[Stored data]
================

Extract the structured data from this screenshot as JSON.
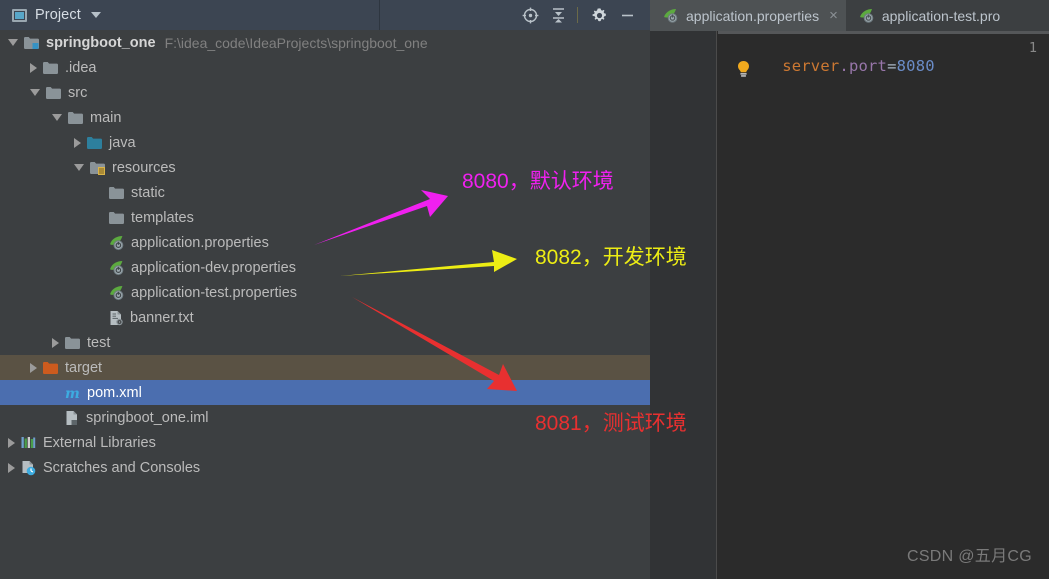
{
  "window": {
    "tool_window_title": "Project",
    "watermark": "CSDN @五月CG"
  },
  "toolbar": {
    "buttons": [
      {
        "name": "locate-icon",
        "tooltip": "Select Opened File"
      },
      {
        "name": "collapse-all-icon",
        "tooltip": "Collapse All"
      },
      {
        "name": "gear-icon",
        "tooltip": "Settings"
      },
      {
        "name": "minimize-icon",
        "tooltip": "Hide"
      }
    ]
  },
  "tabs": [
    {
      "label": "application.properties",
      "active": true,
      "close": "×"
    },
    {
      "label": "application-test.pro",
      "active": false,
      "close": ""
    }
  ],
  "tree": [
    {
      "label": "springboot_one",
      "path": "F:\\idea_code\\IdeaProjects\\springboot_one",
      "indent": 0,
      "arrow": "down",
      "icon": "module-folder-icon",
      "bold": true,
      "state": "normal"
    },
    {
      "label": ".idea",
      "path": "",
      "indent": 1,
      "arrow": "right",
      "icon": "folder-icon",
      "bold": false,
      "state": "normal"
    },
    {
      "label": "src",
      "path": "",
      "indent": 1,
      "arrow": "down",
      "icon": "folder-icon",
      "bold": false,
      "state": "normal"
    },
    {
      "label": "main",
      "path": "",
      "indent": 2,
      "arrow": "down",
      "icon": "folder-icon",
      "bold": false,
      "state": "normal"
    },
    {
      "label": "java",
      "path": "",
      "indent": 3,
      "arrow": "right",
      "icon": "source-folder-icon",
      "bold": false,
      "state": "normal"
    },
    {
      "label": "resources",
      "path": "",
      "indent": 3,
      "arrow": "down",
      "icon": "resources-folder-icon",
      "bold": false,
      "state": "normal"
    },
    {
      "label": "static",
      "path": "",
      "indent": 4,
      "arrow": "none",
      "icon": "folder-icon",
      "bold": false,
      "state": "normal"
    },
    {
      "label": "templates",
      "path": "",
      "indent": 4,
      "arrow": "none",
      "icon": "folder-icon",
      "bold": false,
      "state": "normal"
    },
    {
      "label": "application.properties",
      "path": "",
      "indent": 4,
      "arrow": "none",
      "icon": "spring-properties-icon",
      "bold": false,
      "state": "normal"
    },
    {
      "label": "application-dev.properties",
      "path": "",
      "indent": 4,
      "arrow": "none",
      "icon": "spring-properties-icon",
      "bold": false,
      "state": "normal"
    },
    {
      "label": "application-test.properties",
      "path": "",
      "indent": 4,
      "arrow": "none",
      "icon": "spring-properties-icon",
      "bold": false,
      "state": "normal"
    },
    {
      "label": "banner.txt",
      "path": "",
      "indent": 4,
      "arrow": "none",
      "icon": "text-file-icon",
      "bold": false,
      "state": "normal"
    },
    {
      "label": "test",
      "path": "",
      "indent": 2,
      "arrow": "right",
      "icon": "folder-icon",
      "bold": false,
      "state": "normal"
    },
    {
      "label": "target",
      "path": "",
      "indent": 1,
      "arrow": "right",
      "icon": "excluded-folder-icon",
      "bold": false,
      "state": "hover"
    },
    {
      "label": "pom.xml",
      "path": "",
      "indent": 2,
      "arrow": "none",
      "icon": "maven-icon",
      "bold": false,
      "state": "selected"
    },
    {
      "label": "springboot_one.iml",
      "path": "",
      "indent": 2,
      "arrow": "none",
      "icon": "iml-file-icon",
      "bold": false,
      "state": "normal"
    },
    {
      "label": "External Libraries",
      "path": "",
      "indent": 0,
      "arrow": "right",
      "icon": "libraries-icon",
      "bold": false,
      "state": "normal"
    },
    {
      "label": "Scratches and Consoles",
      "path": "",
      "indent": 0,
      "arrow": "right",
      "icon": "scratches-icon",
      "bold": false,
      "state": "normal"
    }
  ],
  "editor": {
    "line_number": "1",
    "code": {
      "key_first": "server",
      "dot": ".",
      "key_second": "port",
      "equals": "=",
      "value": "8080"
    },
    "intention_bulb": "lightbulb-icon"
  },
  "annotations": [
    {
      "id": "default",
      "text": "8080，默认环境",
      "color": "#f020f0"
    },
    {
      "id": "dev",
      "text": "8082，开发环境",
      "color": "#eded14"
    },
    {
      "id": "test",
      "text": "8081，测试环境",
      "color": "#e83030"
    }
  ],
  "colors": {
    "panel_bg": "#3c3f41",
    "editor_bg": "#2b2b2b",
    "header_bg": "#3c4552",
    "selection_blue": "#4b6eaf",
    "hover_olive": "#5a5244",
    "magenta": "#f020f0",
    "yellow": "#eded14",
    "red": "#e83030"
  }
}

================

Stated problem -
Write out the entries above verbatim; the pictures do not belong in your copy.

Exercise solution -
Extract the structured data from this screenshot as JSON.
{
  "window": {
    "tool_window_title": "Project",
    "watermark": "CSDN @五月CG"
  },
  "toolbar": {
    "buttons": [
      {
        "name": "locate-icon",
        "tooltip": "Select Opened File"
      },
      {
        "name": "collapse-all-icon",
        "tooltip": "Collapse All"
      },
      {
        "name": "gear-icon",
        "tooltip": "Settings"
      },
      {
        "name": "minimize-icon",
        "tooltip": "Hide"
      }
    ]
  },
  "tabs": [
    {
      "label": "application.properties",
      "active": true,
      "close": "×"
    },
    {
      "label": "application-test.pro",
      "active": false,
      "close": ""
    }
  ],
  "tree": [
    {
      "label": "springboot_one",
      "path": "F:\\idea_code\\IdeaProjects\\springboot_one",
      "indent": 0,
      "arrow": "down",
      "icon": "module-folder-icon",
      "bold": true,
      "state": "normal"
    },
    {
      "label": ".idea",
      "path": "",
      "indent": 1,
      "arrow": "right",
      "icon": "folder-icon",
      "bold": false,
      "state": "normal"
    },
    {
      "label": "src",
      "path": "",
      "indent": 1,
      "arrow": "down",
      "icon": "folder-icon",
      "bold": false,
      "state": "normal"
    },
    {
      "label": "main",
      "path": "",
      "indent": 2,
      "arrow": "down",
      "icon": "folder-icon",
      "bold": false,
      "state": "normal"
    },
    {
      "label": "java",
      "path": "",
      "indent": 3,
      "arrow": "right",
      "icon": "source-folder-icon",
      "bold": false,
      "state": "normal"
    },
    {
      "label": "resources",
      "path": "",
      "indent": 3,
      "arrow": "down",
      "icon": "resources-folder-icon",
      "bold": false,
      "state": "normal"
    },
    {
      "label": "static",
      "path": "",
      "indent": 4,
      "arrow": "none",
      "icon": "folder-icon",
      "bold": false,
      "state": "normal"
    },
    {
      "label": "templates",
      "path": "",
      "indent": 4,
      "arrow": "none",
      "icon": "folder-icon",
      "bold": false,
      "state": "normal"
    },
    {
      "label": "application.properties",
      "path": "",
      "indent": 4,
      "arrow": "none",
      "icon": "spring-properties-icon",
      "bold": false,
      "state": "normal"
    },
    {
      "label": "application-dev.properties",
      "path": "",
      "indent": 4,
      "arrow": "none",
      "icon": "spring-properties-icon",
      "bold": false,
      "state": "normal"
    },
    {
      "label": "application-test.properties",
      "path": "",
      "indent": 4,
      "arrow": "none",
      "icon": "spring-properties-icon",
      "bold": false,
      "state": "normal"
    },
    {
      "label": "banner.txt",
      "path": "",
      "indent": 4,
      "arrow": "none",
      "icon": "text-file-icon",
      "bold": false,
      "state": "normal"
    },
    {
      "label": "test",
      "path": "",
      "indent": 2,
      "arrow": "right",
      "icon": "folder-icon",
      "bold": false,
      "state": "normal"
    },
    {
      "label": "target",
      "path": "",
      "indent": 1,
      "arrow": "right",
      "icon": "excluded-folder-icon",
      "bold": false,
      "state": "hover"
    },
    {
      "label": "pom.xml",
      "path": "",
      "indent": 2,
      "arrow": "none",
      "icon": "maven-icon",
      "bold": false,
      "state": "selected"
    },
    {
      "label": "springboot_one.iml",
      "path": "",
      "indent": 2,
      "arrow": "none",
      "icon": "iml-file-icon",
      "bold": false,
      "state": "normal"
    },
    {
      "label": "External Libraries",
      "path": "",
      "indent": 0,
      "arrow": "right",
      "icon": "libraries-icon",
      "bold": false,
      "state": "normal"
    },
    {
      "label": "Scratches and Consoles",
      "path": "",
      "indent": 0,
      "arrow": "right",
      "icon": "scratches-icon",
      "bold": false,
      "state": "normal"
    }
  ],
  "editor": {
    "line_number": "1",
    "code": {
      "key_first": "server",
      "dot": ".",
      "key_second": "port",
      "equals": "=",
      "value": "8080"
    },
    "intention_bulb": "lightbulb-icon"
  },
  "annotations": [
    {
      "id": "default",
      "text": "8080，默认环境",
      "color": "#f020f0"
    },
    {
      "id": "dev",
      "text": "8082，开发环境",
      "color": "#eded14"
    },
    {
      "id": "test",
      "text": "8081，测试环境",
      "color": "#e83030"
    }
  ],
  "colors": {
    "panel_bg": "#3c3f41",
    "editor_bg": "#2b2b2b",
    "header_bg": "#3c4552",
    "selection_blue": "#4b6eaf",
    "hover_olive": "#5a5244",
    "magenta": "#f020f0",
    "yellow": "#eded14",
    "red": "#e83030"
  }
}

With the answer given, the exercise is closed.